Goal A> In the Leo I black hole text, about how long does the binary's separation take to shrink from 300 parsecs to roughly 1 parsec?
Goal B> Put the records from the line that contains "Decompose this screenshot" through the line that contains "- b-value-cell: 23: [575, 933, 610, 956]" into a Markdown table with the columns Row and Record line, omitting blank lines and the pictures.

Provided text>

Massive black hole binaries in dwarf galaxies like Leo I shrink to about 1 parsec but then stall and fail to merge within a Hubble time even when dark matter is included.

A machine-rendered reading of the paper's core claim, the machinery that carries it, and where it could break.

The paper runs high-resolution N-body simulations of a massive black hole pair inside a model of the Leo I dwarf spheroidal galaxy that includes both its stars and dark matter halo. The binary's orbit shrinks from 300 parsecs down to roughly 1 parsec over 2 billion years through dynamical friction and stellar encounters, after which the separation stops decreasing. At that scale the binary grows more eccentric and slightly rearranges the inner mass distribution, but gravitational-wave losses remain too slow for the pair to coalesce in cosmic time. Because dwarf galaxies have low central densities, the friction phase lasts long enough that these systems do not reach the separations needed for detectable gravitational-wave emission. The result implies that massive binaries in such galaxies are unlikely sources for space-based detectors even after dark matter is taken into account.

Core claim

Using high-resolution direct N-body simulations, the orbital evolution of a massive binary black hole in a realistic model of the Leo I stellar and dark matter distribution shows the separation decreasing from an initial 300-parsec orbit to roughly 1 parsec over about 2 Gyr, driven primarily by dynamical friction and stellar hardening. The evolution then stalls, the eccentricity increases, and modest inner mass-profile redistribution occurs in some cases. Gravitational-wave emission models applied to the stalled state indicate the binary is unlikely to merge within a Hubble time, so massive binary black holes in dwarf spheroidal galaxies such as Leo I will not contribute to the gravitational

What carries the argument

High-resolution direct N-body integration of a massive binary black hole embedded in a combined stellar-plus-dark-matter density model of Leo I, which follows dynamical friction, stellar hardening, eccentricity growth, and eventual gravitational-wave driven inspiral.

If this is right

  • The binary reaches a stalled separation of roughly 1 parsec after 2 Gyr and does not continue shrinking appreciably.
  • Orbital eccentricity increases steadily once the separation has stalled.
  • Some modest redistribution of the galaxy's inner mass profile occurs during the evolution.
  • Gravitational-wave losses at the stalled separation are too slow for merger within a Hubble time.
  • Massive binaries in low-density dwarf galaxies do not reach the separations required for LISA-band emission.

Where Pith is reading between the lines

These are editorial extensions of the paper, not claims the author makes directly.

Supplied information>
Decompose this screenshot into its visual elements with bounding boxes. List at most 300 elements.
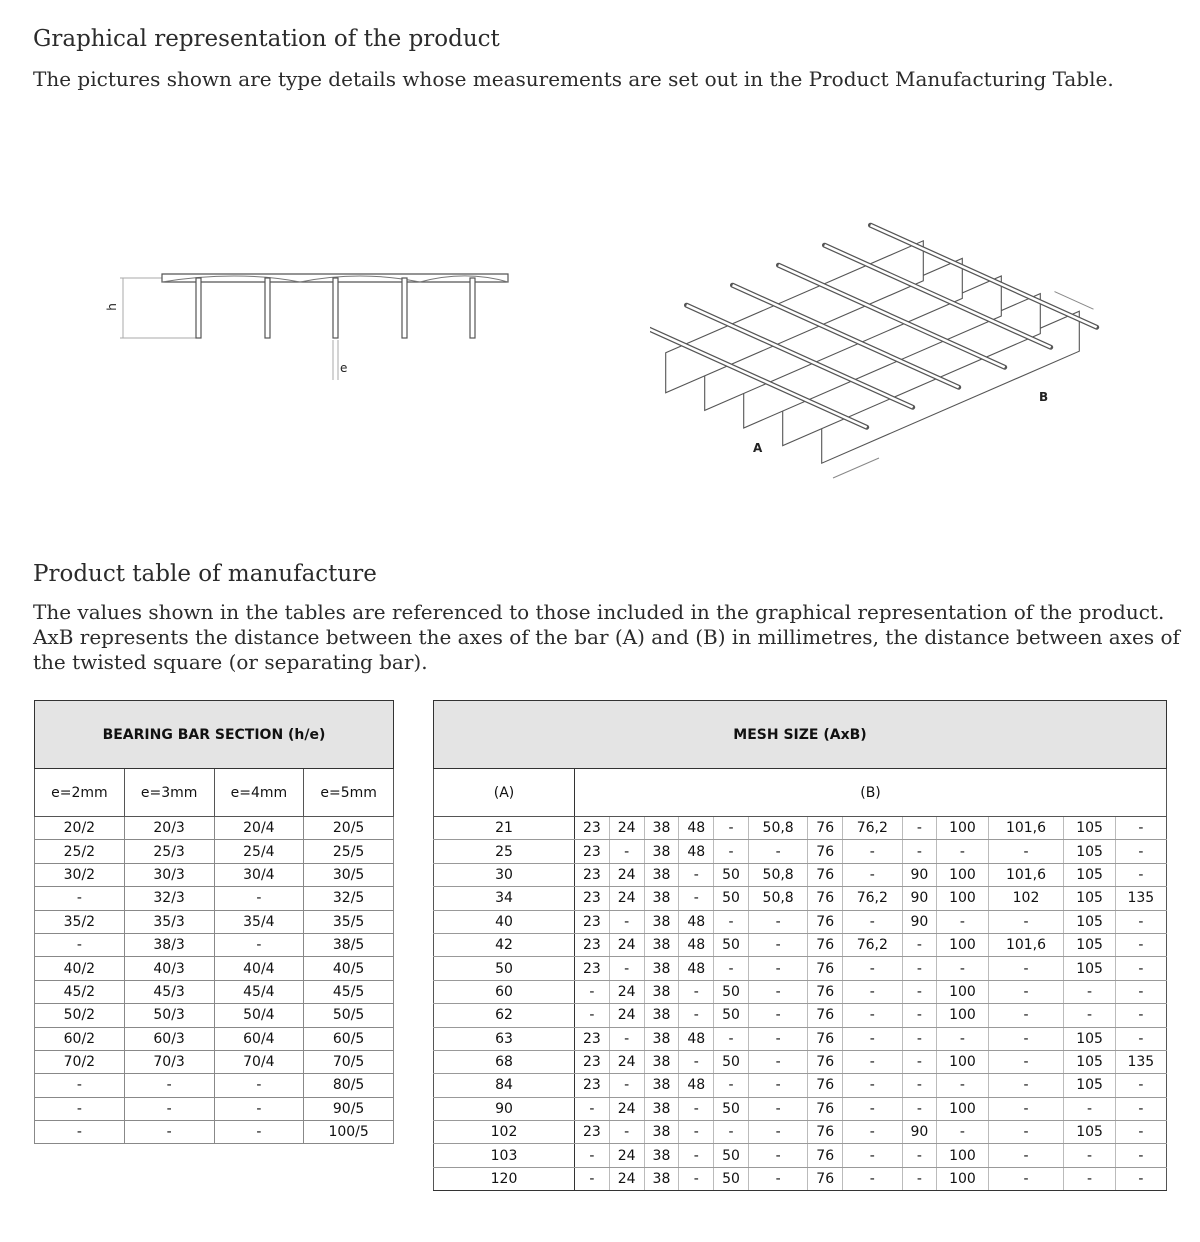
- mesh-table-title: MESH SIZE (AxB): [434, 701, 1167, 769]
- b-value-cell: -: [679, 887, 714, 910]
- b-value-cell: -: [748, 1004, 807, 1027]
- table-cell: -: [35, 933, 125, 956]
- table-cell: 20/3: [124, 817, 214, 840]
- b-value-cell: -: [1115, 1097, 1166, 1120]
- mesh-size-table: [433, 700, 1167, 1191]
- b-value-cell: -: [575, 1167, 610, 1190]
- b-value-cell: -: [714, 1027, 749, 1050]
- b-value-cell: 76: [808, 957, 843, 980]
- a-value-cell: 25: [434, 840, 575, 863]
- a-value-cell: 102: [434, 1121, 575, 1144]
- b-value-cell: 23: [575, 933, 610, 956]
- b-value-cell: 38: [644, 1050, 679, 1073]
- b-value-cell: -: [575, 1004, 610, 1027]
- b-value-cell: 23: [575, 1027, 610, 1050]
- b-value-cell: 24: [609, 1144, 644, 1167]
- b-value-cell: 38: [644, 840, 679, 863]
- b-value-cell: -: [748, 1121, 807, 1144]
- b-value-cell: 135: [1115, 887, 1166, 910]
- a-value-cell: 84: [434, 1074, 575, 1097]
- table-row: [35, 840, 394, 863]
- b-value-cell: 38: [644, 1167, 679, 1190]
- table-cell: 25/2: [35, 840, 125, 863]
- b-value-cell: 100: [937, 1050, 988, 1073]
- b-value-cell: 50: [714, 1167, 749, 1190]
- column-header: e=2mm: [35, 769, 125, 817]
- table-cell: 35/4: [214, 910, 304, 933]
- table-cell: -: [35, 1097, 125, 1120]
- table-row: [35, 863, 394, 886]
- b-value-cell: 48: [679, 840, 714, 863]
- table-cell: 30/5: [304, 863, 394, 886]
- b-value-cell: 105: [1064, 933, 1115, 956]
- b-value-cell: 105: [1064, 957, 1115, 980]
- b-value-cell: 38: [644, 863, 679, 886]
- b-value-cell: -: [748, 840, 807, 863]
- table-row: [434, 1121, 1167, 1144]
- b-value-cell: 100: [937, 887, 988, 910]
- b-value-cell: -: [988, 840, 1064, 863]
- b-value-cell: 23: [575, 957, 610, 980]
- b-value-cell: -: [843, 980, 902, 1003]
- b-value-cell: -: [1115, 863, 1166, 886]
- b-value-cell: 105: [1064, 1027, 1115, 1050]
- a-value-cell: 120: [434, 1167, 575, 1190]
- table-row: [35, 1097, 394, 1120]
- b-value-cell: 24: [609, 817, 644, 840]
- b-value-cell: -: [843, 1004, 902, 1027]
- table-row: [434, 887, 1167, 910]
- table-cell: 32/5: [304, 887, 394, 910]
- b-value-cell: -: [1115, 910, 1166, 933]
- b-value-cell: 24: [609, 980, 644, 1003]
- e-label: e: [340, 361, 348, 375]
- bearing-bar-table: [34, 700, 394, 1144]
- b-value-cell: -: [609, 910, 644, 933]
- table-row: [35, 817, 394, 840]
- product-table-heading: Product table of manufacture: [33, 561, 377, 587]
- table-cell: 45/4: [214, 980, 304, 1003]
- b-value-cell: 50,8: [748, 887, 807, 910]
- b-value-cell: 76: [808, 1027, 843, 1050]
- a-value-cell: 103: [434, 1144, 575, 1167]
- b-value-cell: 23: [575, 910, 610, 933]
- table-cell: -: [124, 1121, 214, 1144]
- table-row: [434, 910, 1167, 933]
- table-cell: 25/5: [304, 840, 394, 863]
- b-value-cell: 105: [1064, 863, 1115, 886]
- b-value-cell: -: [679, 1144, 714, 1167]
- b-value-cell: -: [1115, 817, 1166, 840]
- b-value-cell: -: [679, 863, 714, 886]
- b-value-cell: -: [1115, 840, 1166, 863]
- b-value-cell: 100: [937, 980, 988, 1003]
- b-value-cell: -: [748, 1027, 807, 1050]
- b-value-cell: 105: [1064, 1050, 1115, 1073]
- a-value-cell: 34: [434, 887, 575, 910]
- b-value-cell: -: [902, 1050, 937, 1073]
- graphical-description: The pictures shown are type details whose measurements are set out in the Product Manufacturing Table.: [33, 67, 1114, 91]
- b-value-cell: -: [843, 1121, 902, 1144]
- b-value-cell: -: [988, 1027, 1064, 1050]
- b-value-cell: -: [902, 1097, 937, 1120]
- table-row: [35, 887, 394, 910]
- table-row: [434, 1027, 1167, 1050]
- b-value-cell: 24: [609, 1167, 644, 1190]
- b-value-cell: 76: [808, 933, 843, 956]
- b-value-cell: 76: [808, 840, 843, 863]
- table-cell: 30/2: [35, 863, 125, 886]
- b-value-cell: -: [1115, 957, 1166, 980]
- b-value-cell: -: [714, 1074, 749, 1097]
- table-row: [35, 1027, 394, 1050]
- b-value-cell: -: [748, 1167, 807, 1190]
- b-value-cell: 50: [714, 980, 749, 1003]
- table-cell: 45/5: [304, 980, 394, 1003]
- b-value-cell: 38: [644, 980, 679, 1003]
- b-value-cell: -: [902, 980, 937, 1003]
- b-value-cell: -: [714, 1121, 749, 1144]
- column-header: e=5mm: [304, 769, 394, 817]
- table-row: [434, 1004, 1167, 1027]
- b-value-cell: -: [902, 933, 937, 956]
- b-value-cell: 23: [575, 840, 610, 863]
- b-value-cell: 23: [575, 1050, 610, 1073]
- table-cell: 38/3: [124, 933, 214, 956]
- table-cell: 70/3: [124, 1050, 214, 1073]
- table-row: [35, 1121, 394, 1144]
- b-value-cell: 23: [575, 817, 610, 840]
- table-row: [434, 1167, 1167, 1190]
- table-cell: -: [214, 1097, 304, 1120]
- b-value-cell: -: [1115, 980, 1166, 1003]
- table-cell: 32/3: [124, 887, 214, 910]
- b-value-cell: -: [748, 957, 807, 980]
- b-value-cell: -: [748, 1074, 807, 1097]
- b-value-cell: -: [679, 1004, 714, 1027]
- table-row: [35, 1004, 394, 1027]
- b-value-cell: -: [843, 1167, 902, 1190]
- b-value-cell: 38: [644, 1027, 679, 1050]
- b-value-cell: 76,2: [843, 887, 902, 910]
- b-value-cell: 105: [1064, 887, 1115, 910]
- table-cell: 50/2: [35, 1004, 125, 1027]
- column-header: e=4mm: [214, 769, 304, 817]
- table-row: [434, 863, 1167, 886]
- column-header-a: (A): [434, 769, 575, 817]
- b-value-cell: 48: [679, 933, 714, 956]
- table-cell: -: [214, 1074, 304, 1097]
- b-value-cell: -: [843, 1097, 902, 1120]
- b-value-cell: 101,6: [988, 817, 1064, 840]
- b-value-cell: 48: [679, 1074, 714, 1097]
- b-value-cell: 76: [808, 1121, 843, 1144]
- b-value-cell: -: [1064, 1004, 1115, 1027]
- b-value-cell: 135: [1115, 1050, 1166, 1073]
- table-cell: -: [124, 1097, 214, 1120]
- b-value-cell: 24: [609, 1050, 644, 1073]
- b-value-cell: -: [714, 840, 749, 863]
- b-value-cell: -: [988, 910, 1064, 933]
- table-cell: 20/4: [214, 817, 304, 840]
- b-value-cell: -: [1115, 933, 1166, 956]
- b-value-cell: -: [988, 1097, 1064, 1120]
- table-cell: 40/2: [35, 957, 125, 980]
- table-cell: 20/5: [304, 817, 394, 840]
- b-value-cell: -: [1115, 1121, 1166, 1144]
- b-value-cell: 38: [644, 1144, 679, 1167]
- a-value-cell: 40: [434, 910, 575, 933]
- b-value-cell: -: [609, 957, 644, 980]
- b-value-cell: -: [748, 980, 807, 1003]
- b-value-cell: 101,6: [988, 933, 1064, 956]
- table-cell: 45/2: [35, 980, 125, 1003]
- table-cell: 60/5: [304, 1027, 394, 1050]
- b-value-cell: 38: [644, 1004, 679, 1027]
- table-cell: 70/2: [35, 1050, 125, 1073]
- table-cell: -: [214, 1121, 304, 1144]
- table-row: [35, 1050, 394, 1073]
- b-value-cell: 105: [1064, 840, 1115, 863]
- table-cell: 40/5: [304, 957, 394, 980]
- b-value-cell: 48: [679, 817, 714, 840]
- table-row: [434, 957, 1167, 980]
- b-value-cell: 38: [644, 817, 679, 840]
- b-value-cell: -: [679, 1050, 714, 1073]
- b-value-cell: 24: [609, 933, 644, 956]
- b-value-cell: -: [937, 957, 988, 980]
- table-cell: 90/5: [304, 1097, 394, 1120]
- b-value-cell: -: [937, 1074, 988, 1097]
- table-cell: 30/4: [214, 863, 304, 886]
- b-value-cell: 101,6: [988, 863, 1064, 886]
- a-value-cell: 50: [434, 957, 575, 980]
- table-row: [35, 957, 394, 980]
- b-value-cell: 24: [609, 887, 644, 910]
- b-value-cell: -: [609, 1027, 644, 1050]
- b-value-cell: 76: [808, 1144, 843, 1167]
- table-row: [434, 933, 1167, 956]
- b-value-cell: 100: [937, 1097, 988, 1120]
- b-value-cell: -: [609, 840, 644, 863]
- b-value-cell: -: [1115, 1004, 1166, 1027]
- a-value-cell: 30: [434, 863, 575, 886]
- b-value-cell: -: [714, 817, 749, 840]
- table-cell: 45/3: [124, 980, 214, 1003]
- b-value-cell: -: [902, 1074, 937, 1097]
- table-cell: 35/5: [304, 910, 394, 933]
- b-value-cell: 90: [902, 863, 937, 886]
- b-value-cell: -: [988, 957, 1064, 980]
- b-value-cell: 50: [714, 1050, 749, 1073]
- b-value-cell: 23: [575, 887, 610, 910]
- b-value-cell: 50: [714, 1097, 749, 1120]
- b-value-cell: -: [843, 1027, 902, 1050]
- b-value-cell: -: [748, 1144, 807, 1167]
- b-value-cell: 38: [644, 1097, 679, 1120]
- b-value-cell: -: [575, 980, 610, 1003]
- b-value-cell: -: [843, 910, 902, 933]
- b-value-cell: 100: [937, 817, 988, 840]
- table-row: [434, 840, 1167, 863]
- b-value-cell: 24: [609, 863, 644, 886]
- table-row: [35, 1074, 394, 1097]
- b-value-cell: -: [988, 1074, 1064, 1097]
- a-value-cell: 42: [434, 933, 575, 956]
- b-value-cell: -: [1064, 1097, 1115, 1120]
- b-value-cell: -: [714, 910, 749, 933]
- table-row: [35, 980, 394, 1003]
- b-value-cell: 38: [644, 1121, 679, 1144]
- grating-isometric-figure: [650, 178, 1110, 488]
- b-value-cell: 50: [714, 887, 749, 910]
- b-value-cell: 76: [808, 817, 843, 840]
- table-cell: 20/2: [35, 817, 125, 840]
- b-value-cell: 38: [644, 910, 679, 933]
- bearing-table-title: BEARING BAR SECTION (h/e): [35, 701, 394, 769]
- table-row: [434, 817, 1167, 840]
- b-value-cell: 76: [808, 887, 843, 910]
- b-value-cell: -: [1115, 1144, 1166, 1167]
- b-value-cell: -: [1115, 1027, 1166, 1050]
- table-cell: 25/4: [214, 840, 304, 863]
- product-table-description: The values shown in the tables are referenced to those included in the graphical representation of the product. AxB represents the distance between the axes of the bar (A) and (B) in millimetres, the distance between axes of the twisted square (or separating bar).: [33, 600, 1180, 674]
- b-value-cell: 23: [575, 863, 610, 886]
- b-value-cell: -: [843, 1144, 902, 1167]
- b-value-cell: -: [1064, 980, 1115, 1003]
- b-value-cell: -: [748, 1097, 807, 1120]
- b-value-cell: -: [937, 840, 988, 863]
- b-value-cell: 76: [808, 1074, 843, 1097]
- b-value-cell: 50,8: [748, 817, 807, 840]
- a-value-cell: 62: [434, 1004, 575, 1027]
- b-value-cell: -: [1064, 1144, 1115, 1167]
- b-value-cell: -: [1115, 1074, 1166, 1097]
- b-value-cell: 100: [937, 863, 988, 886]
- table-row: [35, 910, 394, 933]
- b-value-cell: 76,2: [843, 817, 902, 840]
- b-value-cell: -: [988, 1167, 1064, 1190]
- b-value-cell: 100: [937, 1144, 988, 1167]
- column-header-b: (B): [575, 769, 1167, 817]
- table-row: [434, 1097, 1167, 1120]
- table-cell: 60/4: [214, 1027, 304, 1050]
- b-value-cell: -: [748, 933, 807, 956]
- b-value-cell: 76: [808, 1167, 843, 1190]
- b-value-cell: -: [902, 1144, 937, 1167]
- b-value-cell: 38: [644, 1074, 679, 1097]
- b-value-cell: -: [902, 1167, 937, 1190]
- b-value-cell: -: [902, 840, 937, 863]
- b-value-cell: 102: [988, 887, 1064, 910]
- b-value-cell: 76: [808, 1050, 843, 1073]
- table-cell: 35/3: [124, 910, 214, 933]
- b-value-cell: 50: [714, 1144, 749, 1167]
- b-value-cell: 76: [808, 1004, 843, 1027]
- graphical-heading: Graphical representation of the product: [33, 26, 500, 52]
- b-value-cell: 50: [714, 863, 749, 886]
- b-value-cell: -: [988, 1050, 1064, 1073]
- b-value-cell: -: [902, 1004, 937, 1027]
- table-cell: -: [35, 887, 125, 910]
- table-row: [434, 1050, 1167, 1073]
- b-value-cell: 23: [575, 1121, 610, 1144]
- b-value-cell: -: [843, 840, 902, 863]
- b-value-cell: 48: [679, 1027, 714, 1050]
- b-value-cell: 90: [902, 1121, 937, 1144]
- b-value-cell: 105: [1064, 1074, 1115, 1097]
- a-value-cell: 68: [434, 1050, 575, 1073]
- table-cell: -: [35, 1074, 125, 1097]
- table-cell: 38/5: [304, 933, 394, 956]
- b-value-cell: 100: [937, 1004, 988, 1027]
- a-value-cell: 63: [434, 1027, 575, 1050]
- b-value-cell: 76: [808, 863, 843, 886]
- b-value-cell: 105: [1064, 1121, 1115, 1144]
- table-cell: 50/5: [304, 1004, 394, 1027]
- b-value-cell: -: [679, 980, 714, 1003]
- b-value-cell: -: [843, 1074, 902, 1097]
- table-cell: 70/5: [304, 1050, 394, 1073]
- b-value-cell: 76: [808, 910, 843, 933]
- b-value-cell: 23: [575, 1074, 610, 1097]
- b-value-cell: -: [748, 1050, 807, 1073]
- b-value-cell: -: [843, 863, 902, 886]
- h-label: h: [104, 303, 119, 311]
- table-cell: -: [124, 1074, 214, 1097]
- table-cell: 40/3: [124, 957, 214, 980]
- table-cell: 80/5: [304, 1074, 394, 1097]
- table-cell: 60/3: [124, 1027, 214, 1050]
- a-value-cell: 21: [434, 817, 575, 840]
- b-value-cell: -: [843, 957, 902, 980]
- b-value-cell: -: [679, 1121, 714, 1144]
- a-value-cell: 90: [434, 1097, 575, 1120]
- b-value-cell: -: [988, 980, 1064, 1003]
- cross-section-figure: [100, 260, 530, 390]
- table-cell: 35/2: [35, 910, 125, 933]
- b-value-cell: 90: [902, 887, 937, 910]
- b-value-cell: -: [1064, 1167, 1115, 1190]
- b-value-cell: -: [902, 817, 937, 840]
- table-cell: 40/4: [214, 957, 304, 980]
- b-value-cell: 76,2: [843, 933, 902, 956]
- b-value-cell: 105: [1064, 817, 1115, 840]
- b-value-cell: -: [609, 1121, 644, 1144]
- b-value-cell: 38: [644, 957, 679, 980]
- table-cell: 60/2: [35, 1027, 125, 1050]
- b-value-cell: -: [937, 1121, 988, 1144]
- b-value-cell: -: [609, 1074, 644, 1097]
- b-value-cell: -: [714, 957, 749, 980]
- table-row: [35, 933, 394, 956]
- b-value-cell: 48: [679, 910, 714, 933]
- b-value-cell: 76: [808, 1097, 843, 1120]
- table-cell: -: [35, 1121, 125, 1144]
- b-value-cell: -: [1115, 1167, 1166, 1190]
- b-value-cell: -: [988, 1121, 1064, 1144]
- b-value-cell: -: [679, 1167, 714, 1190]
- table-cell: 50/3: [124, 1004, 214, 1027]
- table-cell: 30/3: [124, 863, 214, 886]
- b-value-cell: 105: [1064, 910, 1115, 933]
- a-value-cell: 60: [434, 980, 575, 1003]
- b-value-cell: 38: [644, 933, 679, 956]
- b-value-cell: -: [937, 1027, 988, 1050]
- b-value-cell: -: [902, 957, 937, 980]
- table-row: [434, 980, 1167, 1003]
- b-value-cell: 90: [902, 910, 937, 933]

--

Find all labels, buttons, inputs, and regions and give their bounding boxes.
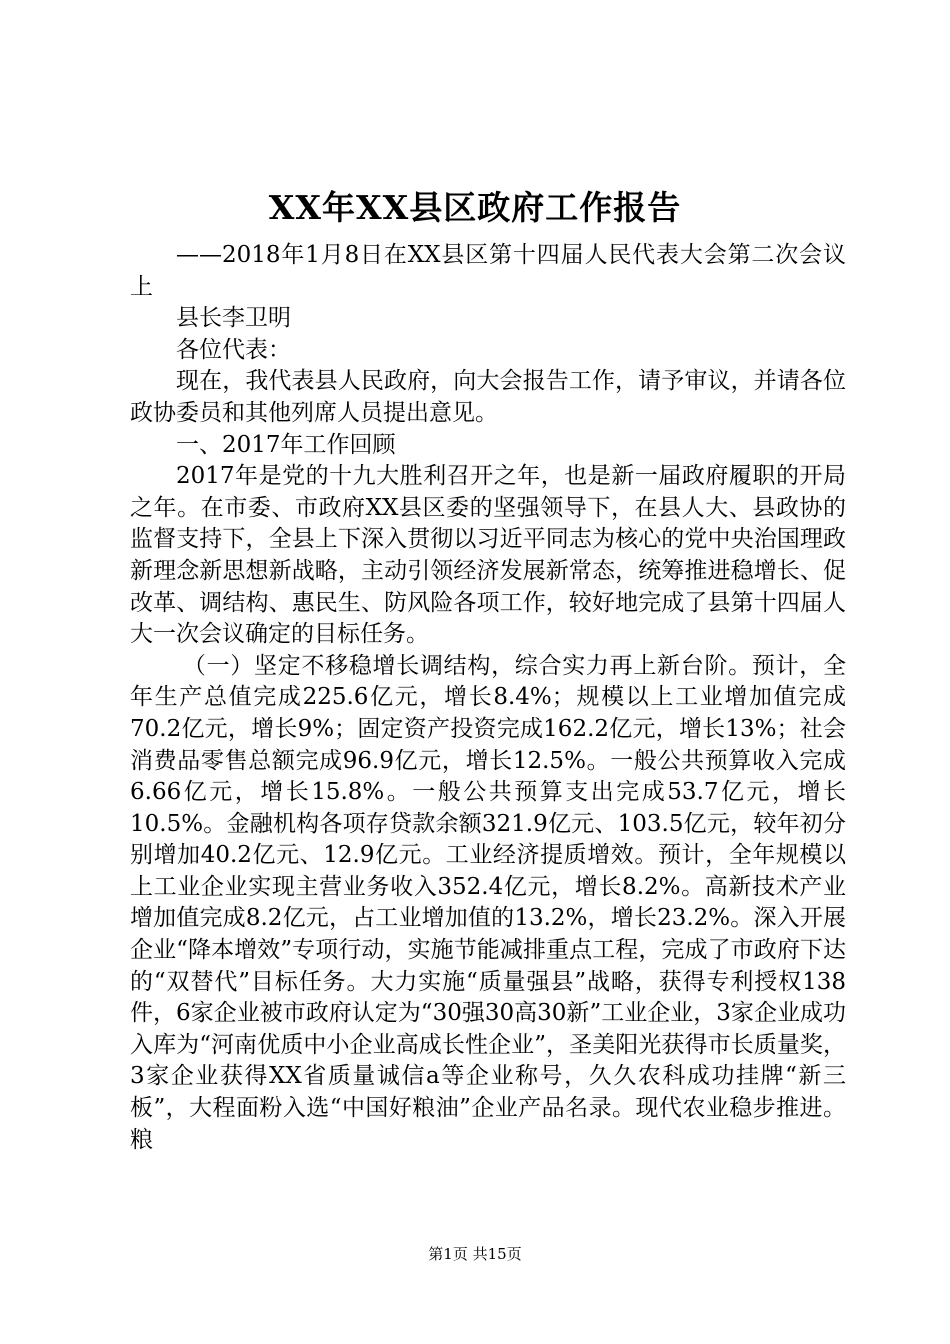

--

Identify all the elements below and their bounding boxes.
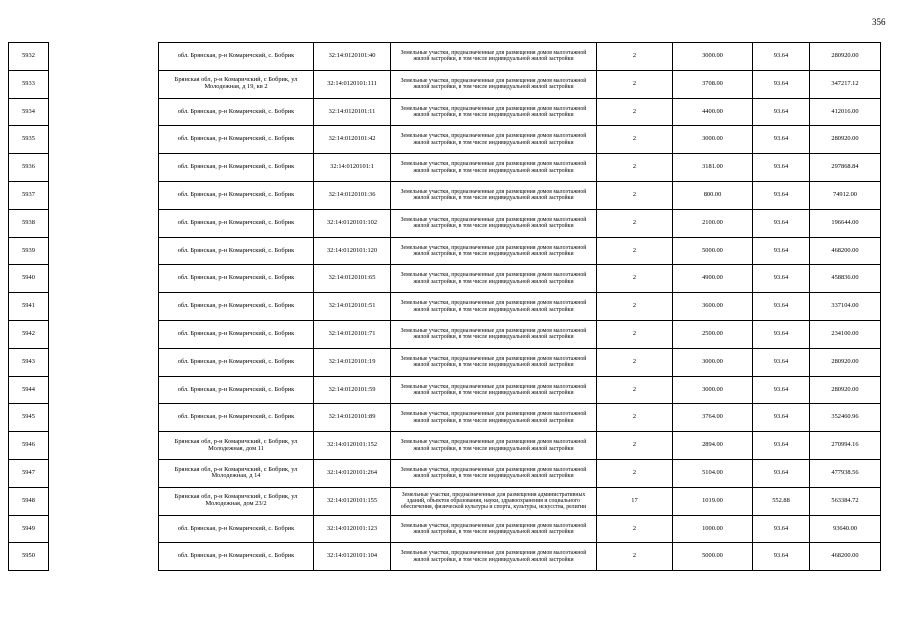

Problem solution A> About 2 billion years (2 Gyr).

Problem solution B>
| Row | Record line |
|---|---|
| 1 | Decompose this screenshot into its visual elements with bounding boxes. List at most 300 elements. |
| 2 | - mesh-table-title: MESH SIZE (AxB): [434, 701, 1167, 769] |
| 3 | - b-value-cell: -: [679, 887, 714, 910] |
| 4 | - b-value-cell: -: [748, 1004, 807, 1027] |
| 5 | - table-cell: -: [35, 933, 125, 956] |
| 6 | - table-cell: 20/3: [124, 817, 214, 840] |
| 7 | - b-value-cell: -: [1115, 1097, 1166, 1120] |
| 8 | - mesh-size-table: [433, 700, 1167, 1191] |
| 9 | - b-value-cell: -: [575, 1167, 610, 1190] |
| 10 | - b-value-cell: -: [714, 1027, 749, 1050] |
| 11 | - b-value-cell: 76: [808, 957, 843, 980] |
| 12 | - a-value-cell: 25: [434, 840, 575, 863] |
| 13 | - a-value-cell: 102: [434, 1121, 575, 1144] |
| 14 | - b-value-cell: 23: [575, 933, 610, 956] |